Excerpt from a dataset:
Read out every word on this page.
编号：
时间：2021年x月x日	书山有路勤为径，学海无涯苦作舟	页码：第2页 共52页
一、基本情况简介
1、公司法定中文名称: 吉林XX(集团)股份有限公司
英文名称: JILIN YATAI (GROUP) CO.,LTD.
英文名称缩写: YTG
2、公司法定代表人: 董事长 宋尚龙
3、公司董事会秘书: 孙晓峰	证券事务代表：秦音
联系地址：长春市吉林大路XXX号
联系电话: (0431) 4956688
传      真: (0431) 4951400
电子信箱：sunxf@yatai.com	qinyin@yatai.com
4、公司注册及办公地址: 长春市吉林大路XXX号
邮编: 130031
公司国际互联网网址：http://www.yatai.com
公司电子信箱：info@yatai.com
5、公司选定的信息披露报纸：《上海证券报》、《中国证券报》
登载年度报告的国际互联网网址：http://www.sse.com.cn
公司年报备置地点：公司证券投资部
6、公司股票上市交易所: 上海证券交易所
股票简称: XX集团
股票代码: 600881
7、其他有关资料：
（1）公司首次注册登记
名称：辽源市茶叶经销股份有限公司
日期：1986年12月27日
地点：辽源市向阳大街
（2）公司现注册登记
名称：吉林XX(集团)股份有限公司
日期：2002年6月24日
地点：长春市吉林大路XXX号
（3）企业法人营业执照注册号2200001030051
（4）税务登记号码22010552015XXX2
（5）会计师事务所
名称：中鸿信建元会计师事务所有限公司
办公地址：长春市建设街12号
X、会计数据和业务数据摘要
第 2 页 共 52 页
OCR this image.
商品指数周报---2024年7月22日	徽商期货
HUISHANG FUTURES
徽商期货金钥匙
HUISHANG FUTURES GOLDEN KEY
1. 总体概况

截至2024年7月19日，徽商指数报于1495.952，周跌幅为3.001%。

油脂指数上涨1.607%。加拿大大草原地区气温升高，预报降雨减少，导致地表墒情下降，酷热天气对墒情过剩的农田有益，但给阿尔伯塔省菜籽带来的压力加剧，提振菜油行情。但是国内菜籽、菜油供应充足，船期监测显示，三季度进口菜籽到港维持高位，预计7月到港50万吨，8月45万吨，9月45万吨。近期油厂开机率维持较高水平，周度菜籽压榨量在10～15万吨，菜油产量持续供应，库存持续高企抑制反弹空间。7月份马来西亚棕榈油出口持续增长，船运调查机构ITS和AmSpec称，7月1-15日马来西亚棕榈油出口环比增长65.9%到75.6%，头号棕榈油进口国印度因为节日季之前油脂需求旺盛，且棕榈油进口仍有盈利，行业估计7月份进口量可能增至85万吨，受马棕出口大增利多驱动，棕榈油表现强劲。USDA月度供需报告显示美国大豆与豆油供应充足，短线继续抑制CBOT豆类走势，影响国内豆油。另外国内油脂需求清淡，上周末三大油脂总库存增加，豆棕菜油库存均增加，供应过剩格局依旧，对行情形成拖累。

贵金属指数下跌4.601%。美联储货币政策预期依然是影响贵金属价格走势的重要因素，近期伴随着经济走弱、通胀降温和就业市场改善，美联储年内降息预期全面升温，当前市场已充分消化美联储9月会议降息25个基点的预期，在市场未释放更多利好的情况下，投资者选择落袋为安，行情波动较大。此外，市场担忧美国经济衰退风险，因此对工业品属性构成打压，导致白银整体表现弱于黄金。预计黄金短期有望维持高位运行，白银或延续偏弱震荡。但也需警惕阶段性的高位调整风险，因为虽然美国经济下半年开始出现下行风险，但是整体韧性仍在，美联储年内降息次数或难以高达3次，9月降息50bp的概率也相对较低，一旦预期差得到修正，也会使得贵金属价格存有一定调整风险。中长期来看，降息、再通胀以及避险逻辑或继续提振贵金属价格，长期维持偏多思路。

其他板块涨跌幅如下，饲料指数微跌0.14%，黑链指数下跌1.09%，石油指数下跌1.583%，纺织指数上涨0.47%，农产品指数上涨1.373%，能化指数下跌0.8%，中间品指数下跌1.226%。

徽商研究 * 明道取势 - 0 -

WHAT YOU NEED TO DO:
Gather every line from the entries above where the word "FUTURES" appears, and copy them.

SOLUTION TO THE EXERCISE:
HUISHANG FUTURES
HUISHANG FUTURES GOLDEN KEY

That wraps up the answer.